Copy the lines of the entries below without any change, from the line with "Detect and localize" to the line with "row-header-3[interactable]: 3: [0, 69, 23, 89]", including both of those lines.

[Element boundary records]

"""

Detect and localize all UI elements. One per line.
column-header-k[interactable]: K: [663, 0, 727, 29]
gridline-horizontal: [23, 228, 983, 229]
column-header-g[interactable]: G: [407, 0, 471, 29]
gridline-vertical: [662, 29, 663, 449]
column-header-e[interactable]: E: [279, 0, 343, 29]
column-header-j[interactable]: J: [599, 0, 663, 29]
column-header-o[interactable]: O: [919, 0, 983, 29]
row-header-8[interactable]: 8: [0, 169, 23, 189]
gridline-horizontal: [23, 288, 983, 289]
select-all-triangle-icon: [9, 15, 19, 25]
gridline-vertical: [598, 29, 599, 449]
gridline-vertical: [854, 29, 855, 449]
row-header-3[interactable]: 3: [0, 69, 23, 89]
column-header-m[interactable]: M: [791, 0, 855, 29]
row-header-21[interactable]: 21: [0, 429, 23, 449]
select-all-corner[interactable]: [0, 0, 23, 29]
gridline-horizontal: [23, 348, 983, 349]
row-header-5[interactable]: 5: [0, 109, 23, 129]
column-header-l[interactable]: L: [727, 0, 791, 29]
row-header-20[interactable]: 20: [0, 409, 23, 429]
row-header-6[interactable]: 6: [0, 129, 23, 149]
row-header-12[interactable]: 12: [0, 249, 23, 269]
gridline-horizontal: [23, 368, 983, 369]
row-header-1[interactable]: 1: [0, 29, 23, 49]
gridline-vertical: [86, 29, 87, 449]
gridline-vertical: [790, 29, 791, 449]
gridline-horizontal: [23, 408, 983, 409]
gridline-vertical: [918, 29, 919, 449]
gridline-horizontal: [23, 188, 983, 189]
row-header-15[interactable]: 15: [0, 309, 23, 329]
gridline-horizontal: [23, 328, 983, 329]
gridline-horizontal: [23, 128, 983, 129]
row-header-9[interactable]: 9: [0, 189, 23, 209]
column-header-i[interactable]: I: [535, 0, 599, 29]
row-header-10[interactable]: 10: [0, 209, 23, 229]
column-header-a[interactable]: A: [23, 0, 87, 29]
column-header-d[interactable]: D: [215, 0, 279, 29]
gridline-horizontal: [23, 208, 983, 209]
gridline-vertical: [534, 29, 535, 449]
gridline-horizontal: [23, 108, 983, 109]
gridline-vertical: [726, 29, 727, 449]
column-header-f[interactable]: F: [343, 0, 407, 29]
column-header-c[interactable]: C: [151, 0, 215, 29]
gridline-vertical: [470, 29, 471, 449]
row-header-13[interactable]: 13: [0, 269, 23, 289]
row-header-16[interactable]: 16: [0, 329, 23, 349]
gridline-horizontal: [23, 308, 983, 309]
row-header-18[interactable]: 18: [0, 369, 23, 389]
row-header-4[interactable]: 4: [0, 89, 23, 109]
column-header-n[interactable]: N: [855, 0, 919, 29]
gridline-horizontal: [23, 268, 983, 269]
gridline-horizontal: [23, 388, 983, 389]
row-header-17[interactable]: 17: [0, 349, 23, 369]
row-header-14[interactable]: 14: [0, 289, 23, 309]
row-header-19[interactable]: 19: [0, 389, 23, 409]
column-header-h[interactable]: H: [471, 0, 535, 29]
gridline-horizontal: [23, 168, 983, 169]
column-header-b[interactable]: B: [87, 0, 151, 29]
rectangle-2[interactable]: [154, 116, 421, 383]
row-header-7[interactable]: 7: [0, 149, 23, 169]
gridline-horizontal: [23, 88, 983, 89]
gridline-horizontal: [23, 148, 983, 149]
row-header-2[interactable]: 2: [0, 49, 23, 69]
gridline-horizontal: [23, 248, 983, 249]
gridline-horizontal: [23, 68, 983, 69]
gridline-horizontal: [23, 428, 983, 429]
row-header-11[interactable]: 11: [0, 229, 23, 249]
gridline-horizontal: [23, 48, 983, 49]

"""
"""

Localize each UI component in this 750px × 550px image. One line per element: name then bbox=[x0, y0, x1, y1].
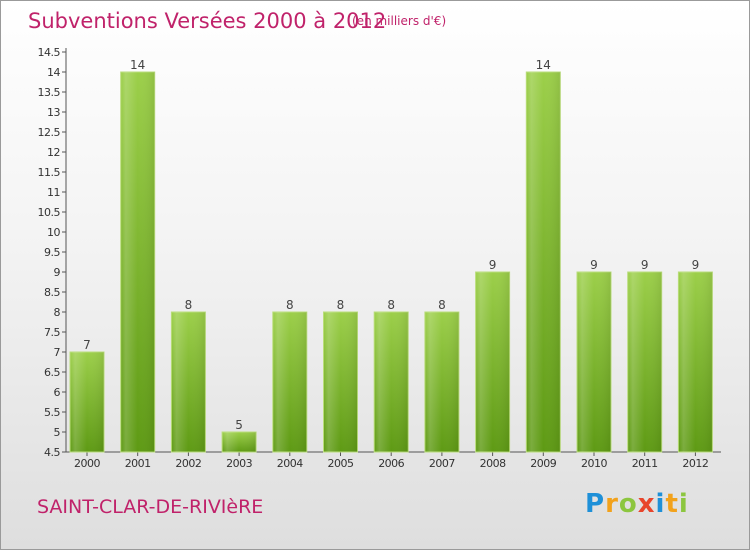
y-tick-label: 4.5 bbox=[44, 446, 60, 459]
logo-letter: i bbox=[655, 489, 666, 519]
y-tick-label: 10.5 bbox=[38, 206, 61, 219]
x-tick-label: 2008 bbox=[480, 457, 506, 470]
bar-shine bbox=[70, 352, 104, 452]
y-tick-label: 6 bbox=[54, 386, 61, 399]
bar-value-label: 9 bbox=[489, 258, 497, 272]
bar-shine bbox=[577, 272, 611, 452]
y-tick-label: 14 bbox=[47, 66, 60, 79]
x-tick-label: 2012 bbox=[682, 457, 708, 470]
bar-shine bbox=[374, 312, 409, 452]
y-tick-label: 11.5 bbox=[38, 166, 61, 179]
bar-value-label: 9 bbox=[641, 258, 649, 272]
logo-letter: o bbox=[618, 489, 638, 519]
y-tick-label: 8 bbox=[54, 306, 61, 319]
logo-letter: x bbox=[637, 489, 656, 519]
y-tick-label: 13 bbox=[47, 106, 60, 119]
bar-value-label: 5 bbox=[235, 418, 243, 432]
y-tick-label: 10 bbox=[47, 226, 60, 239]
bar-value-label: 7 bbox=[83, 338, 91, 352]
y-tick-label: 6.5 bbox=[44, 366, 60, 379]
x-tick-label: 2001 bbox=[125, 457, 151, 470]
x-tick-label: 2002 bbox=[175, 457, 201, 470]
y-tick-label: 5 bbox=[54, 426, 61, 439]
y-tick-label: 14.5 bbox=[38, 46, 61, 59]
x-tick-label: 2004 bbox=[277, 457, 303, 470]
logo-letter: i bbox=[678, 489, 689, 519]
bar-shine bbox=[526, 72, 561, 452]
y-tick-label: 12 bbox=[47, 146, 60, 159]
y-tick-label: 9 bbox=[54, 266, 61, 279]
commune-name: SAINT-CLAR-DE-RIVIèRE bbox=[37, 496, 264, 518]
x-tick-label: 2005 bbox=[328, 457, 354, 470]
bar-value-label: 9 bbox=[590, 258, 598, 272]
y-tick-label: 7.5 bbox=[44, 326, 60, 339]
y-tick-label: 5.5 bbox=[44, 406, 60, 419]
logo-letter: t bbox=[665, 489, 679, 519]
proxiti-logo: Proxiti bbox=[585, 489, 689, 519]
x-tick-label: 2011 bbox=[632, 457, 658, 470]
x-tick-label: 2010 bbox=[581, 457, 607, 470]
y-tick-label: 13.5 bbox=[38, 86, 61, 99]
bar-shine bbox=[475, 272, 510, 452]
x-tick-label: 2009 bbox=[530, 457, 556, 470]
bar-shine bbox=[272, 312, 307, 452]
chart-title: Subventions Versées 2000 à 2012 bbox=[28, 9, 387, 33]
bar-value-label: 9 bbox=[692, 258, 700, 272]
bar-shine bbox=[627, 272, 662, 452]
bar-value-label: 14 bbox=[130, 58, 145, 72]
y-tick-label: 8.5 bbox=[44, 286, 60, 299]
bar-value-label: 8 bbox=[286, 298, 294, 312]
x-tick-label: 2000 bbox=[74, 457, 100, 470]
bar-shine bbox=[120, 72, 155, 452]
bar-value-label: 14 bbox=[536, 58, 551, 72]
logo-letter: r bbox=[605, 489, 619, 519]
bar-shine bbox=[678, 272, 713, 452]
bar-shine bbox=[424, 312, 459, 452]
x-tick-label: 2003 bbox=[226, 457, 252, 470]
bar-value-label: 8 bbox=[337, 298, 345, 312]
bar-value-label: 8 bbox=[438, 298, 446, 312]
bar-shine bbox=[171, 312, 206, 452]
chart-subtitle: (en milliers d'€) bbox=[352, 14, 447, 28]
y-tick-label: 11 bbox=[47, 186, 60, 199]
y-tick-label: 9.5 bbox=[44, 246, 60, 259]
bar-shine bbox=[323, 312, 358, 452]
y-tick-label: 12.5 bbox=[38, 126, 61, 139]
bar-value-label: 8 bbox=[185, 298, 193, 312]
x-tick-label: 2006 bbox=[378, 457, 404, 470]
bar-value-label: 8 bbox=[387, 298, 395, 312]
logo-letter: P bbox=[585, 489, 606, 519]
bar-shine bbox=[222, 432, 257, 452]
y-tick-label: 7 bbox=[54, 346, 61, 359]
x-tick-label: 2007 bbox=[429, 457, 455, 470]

"""
"""

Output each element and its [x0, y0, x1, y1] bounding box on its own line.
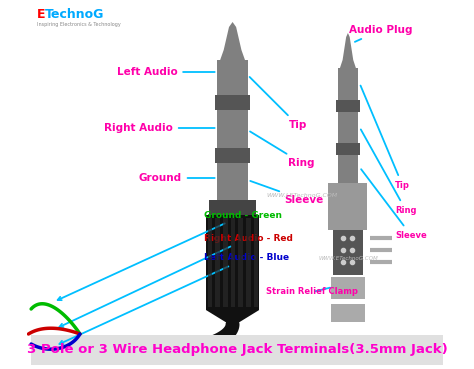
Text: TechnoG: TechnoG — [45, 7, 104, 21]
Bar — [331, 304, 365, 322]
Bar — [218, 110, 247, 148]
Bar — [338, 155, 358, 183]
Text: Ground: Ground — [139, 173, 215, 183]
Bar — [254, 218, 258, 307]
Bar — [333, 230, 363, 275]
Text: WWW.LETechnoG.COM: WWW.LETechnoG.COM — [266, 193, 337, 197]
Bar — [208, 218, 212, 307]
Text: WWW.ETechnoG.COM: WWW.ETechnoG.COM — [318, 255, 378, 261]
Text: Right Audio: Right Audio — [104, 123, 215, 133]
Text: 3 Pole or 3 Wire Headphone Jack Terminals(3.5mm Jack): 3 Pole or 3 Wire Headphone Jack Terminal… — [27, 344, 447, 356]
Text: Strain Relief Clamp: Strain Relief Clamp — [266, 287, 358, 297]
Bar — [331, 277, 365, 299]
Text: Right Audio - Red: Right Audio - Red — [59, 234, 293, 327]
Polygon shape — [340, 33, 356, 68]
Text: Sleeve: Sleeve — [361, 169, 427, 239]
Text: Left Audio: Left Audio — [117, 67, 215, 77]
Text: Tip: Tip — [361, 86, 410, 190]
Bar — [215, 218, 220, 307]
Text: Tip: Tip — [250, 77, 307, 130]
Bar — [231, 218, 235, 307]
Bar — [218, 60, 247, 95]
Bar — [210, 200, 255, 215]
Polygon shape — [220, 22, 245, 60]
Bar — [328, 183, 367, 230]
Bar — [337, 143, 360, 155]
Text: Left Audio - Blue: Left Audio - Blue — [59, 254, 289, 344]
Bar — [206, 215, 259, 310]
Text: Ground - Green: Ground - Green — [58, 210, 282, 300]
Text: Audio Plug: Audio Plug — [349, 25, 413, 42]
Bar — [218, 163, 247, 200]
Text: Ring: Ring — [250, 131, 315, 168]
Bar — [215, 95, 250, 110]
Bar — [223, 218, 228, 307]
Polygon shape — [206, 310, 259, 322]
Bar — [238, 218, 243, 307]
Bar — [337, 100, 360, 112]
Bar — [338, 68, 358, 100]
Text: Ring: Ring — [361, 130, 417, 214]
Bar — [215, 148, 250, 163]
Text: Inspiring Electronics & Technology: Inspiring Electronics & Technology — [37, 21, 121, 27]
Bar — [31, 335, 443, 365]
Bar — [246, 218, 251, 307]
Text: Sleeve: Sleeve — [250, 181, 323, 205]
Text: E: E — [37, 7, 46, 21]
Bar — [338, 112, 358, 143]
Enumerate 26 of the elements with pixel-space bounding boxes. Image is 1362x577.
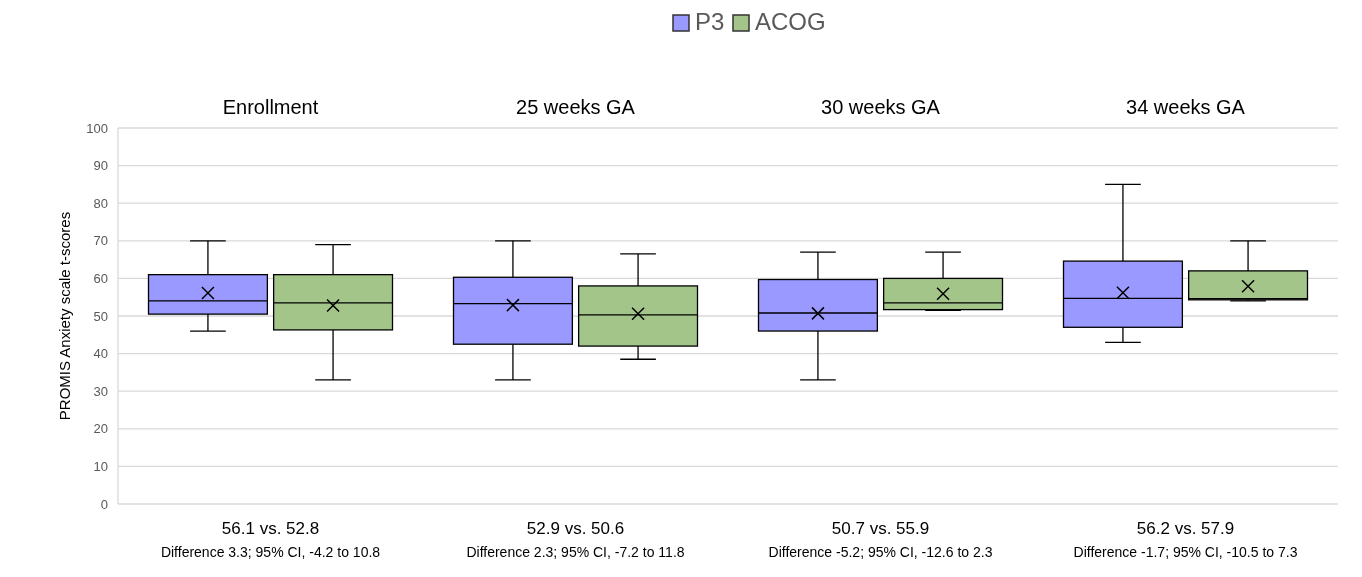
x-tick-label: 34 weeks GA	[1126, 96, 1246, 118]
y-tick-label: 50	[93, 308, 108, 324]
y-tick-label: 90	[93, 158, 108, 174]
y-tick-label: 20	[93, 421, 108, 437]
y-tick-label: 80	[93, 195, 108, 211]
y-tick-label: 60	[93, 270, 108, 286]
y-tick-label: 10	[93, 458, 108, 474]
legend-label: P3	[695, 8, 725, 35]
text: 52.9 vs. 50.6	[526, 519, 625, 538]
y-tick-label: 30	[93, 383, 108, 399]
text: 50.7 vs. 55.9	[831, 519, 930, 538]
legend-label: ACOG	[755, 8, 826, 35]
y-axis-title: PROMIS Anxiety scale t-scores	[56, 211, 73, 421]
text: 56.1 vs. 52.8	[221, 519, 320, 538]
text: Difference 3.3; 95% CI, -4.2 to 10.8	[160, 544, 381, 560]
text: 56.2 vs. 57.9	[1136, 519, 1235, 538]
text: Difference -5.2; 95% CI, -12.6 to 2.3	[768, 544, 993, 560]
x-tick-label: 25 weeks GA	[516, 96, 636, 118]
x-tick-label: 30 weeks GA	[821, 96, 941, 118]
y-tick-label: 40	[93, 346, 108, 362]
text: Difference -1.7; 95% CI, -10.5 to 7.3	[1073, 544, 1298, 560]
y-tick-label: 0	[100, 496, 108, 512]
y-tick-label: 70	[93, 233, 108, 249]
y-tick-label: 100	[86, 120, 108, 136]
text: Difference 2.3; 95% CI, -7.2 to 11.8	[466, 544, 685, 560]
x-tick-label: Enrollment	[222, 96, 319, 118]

"""

* [TASK SOLUTION]
Detect and localize all UI elements. One per line.
column-header-k[interactable]: K: [663, 0, 727, 29]
gridline-horizontal: [23, 228, 983, 229]
column-header-g[interactable]: G: [407, 0, 471, 29]
gridline-vertical: [662, 29, 663, 449]
column-header-e[interactable]: E: [279, 0, 343, 29]
column-header-j[interactable]: J: [599, 0, 663, 29]
column-header-o[interactable]: O: [919, 0, 983, 29]
row-header-8[interactable]: 8: [0, 169, 23, 189]
gridline-horizontal: [23, 288, 983, 289]
select-all-triangle-icon: [9, 15, 19, 25]
gridline-vertical: [598, 29, 599, 449]
gridline-vertical: [854, 29, 855, 449]
row-header-3[interactable]: 3: [0, 69, 23, 89]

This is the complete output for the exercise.